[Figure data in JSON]

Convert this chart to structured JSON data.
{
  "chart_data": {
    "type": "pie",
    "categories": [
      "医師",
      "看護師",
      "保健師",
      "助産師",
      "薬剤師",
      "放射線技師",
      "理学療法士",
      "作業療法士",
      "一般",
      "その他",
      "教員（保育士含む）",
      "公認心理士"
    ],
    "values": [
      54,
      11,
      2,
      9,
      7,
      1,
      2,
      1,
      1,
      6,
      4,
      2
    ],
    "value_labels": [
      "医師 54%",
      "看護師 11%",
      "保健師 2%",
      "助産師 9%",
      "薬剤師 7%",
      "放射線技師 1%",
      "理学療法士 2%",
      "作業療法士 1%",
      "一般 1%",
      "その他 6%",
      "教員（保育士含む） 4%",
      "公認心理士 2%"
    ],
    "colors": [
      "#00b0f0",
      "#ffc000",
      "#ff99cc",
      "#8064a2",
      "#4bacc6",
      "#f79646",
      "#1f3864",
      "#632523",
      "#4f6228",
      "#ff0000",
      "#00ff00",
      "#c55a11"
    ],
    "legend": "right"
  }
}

---

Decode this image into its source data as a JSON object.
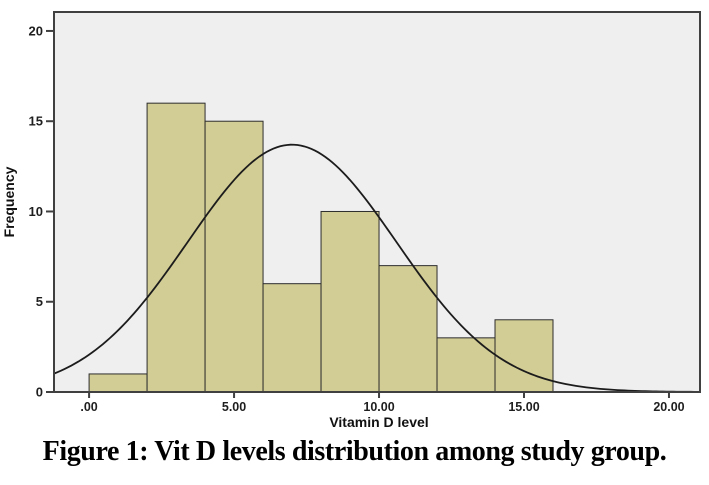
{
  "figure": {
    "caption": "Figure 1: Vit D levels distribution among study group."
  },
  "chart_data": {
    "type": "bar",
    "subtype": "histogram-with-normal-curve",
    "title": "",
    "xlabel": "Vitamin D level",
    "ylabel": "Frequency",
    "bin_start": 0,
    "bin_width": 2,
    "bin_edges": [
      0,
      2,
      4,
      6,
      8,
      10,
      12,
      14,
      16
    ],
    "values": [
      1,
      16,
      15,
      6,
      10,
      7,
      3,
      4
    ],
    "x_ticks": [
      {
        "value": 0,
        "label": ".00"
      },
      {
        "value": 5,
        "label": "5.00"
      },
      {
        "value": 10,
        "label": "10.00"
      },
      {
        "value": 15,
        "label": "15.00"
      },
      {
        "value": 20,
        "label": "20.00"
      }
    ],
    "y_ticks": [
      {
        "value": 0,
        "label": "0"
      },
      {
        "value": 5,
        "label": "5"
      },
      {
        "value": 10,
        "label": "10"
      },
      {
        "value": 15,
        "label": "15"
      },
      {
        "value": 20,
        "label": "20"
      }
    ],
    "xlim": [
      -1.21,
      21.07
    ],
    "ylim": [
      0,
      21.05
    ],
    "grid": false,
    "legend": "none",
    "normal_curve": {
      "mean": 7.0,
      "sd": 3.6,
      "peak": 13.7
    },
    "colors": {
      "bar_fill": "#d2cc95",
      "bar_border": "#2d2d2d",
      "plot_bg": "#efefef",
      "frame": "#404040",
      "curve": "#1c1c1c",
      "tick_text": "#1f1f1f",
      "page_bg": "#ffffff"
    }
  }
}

==

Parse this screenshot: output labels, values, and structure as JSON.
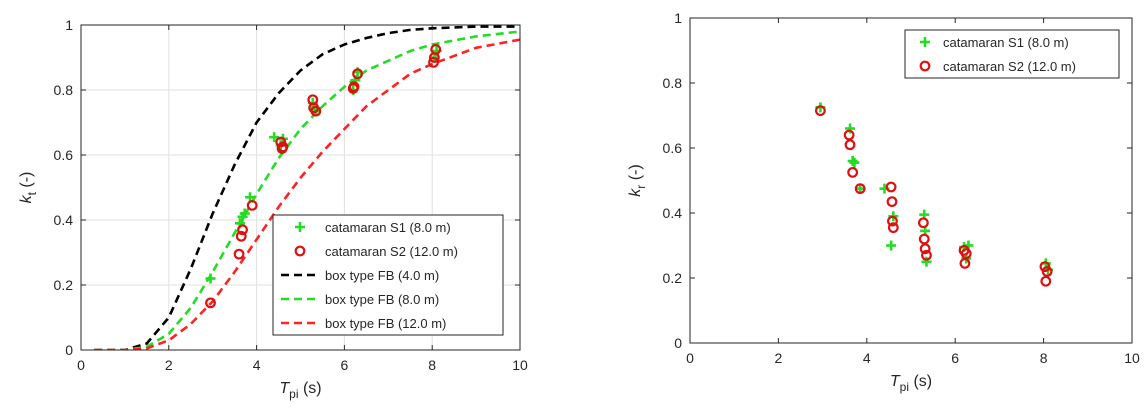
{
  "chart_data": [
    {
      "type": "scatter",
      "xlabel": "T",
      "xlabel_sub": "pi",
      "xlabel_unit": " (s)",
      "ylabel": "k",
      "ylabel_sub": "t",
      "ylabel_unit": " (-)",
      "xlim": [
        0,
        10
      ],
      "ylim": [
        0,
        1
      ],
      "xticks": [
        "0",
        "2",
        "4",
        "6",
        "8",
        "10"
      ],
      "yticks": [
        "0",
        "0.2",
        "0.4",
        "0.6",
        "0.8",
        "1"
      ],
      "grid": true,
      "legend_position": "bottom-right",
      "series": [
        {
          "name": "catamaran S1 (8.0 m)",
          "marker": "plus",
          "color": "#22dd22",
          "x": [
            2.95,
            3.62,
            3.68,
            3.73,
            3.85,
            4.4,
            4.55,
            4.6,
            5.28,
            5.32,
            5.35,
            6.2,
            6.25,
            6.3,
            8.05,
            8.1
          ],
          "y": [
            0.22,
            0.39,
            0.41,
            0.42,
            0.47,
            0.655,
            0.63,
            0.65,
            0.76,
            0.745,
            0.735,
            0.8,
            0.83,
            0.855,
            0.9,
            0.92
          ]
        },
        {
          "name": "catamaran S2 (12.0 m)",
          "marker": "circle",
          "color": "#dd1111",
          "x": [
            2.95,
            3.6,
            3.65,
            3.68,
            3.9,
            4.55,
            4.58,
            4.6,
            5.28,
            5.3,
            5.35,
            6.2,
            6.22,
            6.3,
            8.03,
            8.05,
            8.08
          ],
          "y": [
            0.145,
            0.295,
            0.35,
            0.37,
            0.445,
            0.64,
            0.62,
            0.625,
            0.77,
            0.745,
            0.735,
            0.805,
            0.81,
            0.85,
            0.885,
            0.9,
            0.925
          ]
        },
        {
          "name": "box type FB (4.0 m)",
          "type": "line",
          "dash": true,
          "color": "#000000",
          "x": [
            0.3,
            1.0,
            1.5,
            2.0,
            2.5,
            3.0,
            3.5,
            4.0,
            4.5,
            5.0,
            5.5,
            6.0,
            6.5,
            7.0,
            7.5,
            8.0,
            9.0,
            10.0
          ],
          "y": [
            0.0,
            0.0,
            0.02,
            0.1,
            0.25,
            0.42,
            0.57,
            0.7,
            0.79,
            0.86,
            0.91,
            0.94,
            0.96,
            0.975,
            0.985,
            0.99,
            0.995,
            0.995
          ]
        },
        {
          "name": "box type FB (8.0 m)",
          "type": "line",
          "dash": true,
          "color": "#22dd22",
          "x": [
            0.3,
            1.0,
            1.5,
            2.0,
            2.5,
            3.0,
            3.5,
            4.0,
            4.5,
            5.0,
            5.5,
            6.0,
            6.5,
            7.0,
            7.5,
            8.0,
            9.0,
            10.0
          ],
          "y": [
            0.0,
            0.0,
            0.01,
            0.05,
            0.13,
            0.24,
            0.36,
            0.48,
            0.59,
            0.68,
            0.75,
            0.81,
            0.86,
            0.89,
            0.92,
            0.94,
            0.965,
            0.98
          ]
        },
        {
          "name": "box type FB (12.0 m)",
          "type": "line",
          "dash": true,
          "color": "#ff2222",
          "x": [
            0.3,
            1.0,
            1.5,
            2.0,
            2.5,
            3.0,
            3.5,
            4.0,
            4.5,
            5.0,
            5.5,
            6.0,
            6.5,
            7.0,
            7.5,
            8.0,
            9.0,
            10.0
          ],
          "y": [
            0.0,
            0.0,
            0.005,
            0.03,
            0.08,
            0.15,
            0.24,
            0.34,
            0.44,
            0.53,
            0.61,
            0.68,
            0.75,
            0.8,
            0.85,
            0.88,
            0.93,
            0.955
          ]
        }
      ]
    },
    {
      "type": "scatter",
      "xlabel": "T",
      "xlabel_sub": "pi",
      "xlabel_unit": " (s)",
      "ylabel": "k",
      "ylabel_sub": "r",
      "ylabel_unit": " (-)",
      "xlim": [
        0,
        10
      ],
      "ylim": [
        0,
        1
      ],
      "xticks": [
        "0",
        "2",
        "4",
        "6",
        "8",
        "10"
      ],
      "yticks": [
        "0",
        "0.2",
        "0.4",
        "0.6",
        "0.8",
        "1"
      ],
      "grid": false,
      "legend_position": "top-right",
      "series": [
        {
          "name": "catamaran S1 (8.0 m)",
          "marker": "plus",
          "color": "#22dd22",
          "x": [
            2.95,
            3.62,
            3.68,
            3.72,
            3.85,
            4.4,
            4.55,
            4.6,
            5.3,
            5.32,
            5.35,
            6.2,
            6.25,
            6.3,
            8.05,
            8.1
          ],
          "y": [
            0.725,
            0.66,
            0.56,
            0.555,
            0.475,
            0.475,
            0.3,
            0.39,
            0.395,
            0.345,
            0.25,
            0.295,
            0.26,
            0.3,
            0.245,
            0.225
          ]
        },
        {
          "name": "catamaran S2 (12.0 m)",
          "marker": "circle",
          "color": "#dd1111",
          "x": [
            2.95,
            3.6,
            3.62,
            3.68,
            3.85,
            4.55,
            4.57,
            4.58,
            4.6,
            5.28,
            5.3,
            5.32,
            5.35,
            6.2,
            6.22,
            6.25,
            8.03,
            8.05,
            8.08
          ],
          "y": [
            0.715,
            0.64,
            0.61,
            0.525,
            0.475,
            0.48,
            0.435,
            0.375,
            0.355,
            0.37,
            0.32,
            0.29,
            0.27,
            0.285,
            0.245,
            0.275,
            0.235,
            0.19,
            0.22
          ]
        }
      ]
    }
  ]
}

GIVEN TASK:
Copy out every line from the data above that has "right" in it.

COMPLETE RESPONSE:
    "legend": "right"
      "legend_position": "bottom-right",
      "legend_position": "top-right",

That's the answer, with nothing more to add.